• **WHAT IS ASKED**: Write the listing out again, all of it, word for word.

(Dataset records)

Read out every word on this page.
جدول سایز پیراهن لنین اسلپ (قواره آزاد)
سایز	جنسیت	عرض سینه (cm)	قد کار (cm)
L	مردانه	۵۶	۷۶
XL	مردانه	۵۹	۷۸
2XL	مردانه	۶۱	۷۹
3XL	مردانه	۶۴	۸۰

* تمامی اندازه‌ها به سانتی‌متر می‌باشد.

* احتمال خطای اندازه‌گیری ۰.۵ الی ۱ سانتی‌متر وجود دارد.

• **OUTPUT FOR THIS EXERCISE**:
Read out every word on this page.
جدول سایز پیراهن لنین اسلپ (قواره آزاد)
سایز	جنسیت	عرض سینه (cm)	قد کار (cm)
L	مردانه	۵۶	۷۶
XL	مردانه	۵۹	۷۸
2XL	مردانه	۶۱	۷۹
3XL	مردانه	۶۴	۸۰

* تمامی اندازه‌ها به سانتی‌متر می‌باشد.

* احتمال خطای اندازه‌گیری ۰.۵ الی ۱ سانتی‌متر وجود دارد.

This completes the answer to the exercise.